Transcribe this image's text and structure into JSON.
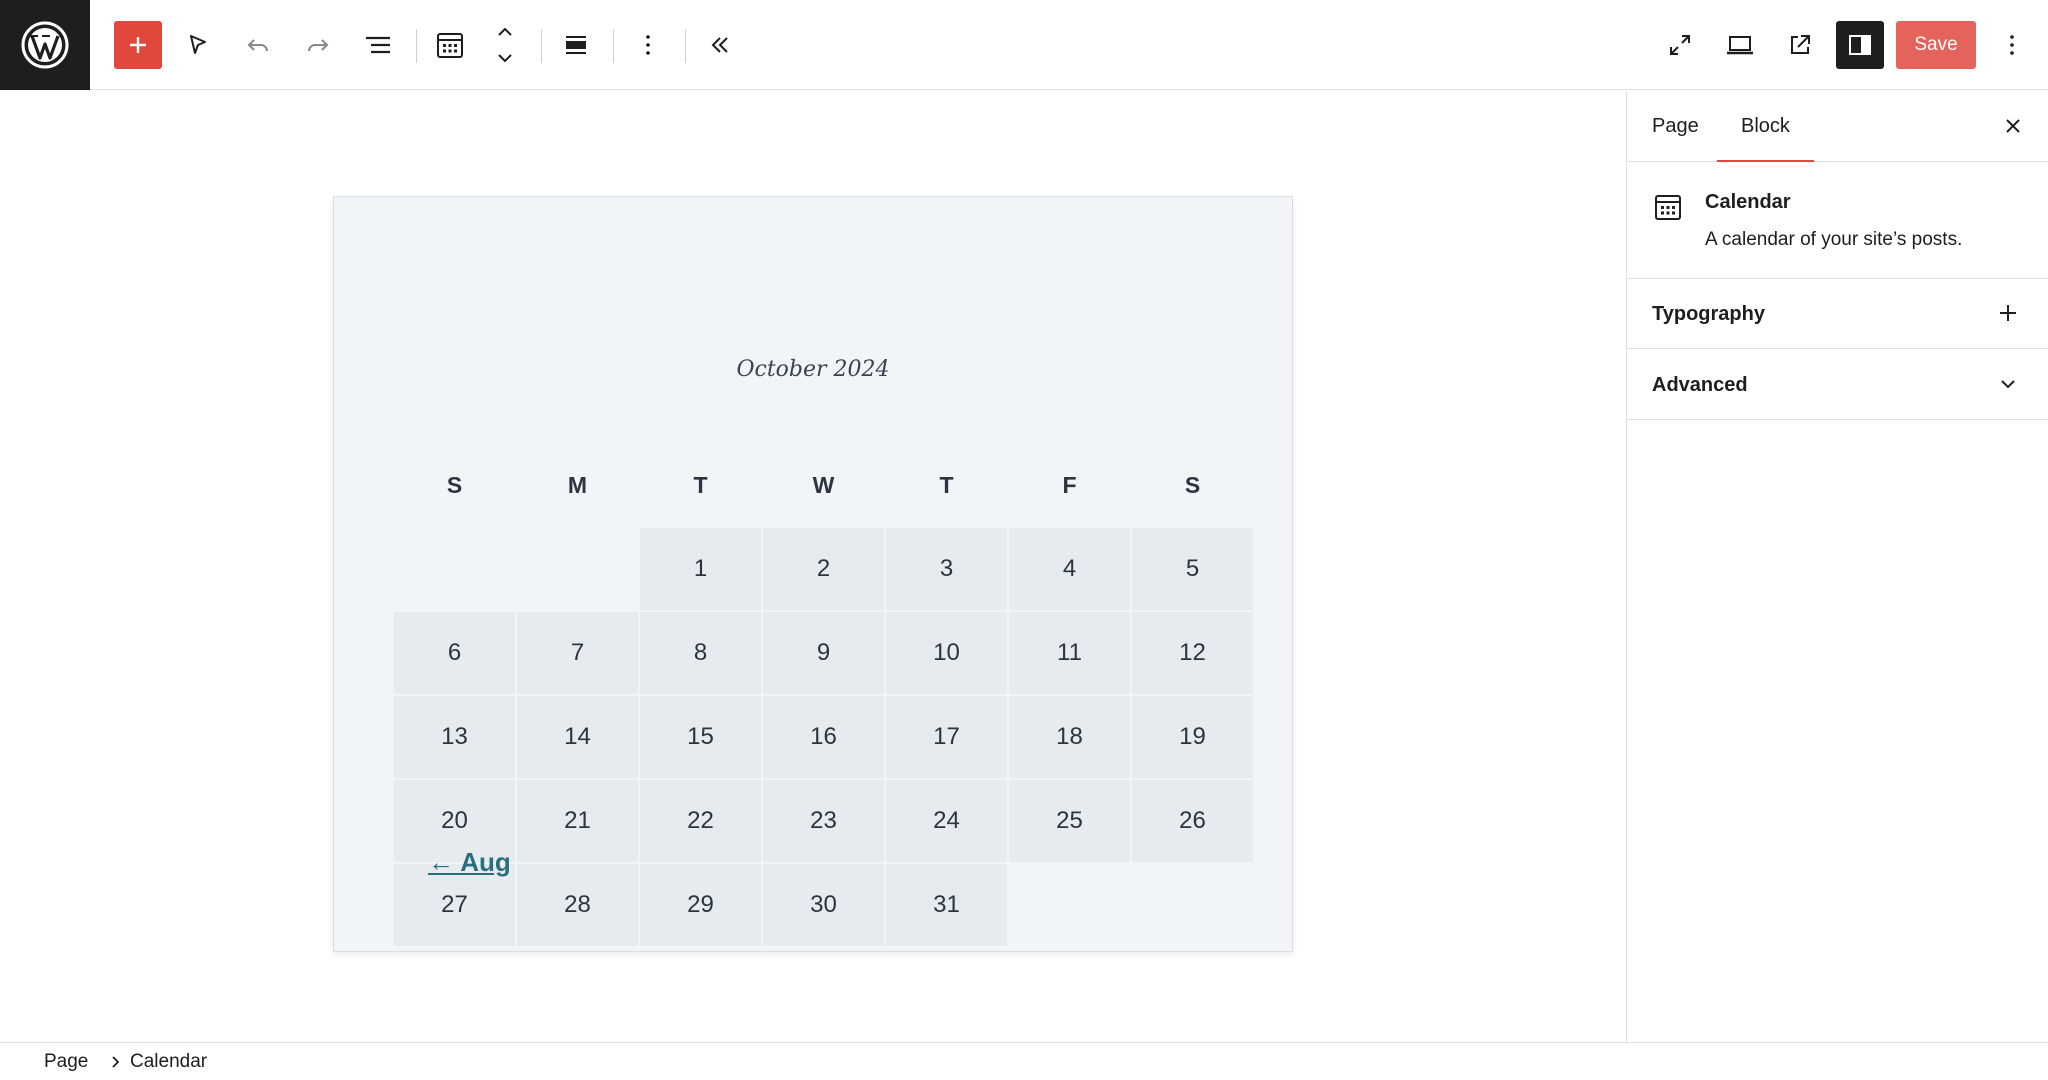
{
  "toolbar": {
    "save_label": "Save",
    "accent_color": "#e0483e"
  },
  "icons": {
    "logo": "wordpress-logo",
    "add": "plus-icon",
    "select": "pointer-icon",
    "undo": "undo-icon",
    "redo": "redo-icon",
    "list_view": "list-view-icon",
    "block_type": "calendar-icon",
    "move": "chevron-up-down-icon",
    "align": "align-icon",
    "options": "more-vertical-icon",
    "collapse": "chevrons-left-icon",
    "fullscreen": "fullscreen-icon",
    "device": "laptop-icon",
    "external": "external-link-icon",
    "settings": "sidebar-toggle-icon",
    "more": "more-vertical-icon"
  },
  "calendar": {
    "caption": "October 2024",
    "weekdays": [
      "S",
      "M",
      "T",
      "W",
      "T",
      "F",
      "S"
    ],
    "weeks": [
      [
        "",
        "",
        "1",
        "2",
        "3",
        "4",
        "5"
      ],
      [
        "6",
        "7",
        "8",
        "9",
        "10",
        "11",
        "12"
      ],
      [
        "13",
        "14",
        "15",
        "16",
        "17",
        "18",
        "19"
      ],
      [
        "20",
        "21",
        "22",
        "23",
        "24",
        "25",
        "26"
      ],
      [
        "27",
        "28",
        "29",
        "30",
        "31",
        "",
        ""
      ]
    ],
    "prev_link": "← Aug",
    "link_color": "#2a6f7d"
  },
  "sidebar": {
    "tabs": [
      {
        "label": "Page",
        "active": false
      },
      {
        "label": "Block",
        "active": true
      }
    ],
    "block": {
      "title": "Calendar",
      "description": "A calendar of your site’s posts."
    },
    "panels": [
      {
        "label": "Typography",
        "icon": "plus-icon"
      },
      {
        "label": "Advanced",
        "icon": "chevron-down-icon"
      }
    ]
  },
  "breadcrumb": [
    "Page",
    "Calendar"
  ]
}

------------------------------------

# TASK PROMPT
Isolate each line of the listing above that includes "sidebar". Copy it.

# CORRECT OUTPUT
    "settings": "sidebar-toggle-icon",
  "sidebar": {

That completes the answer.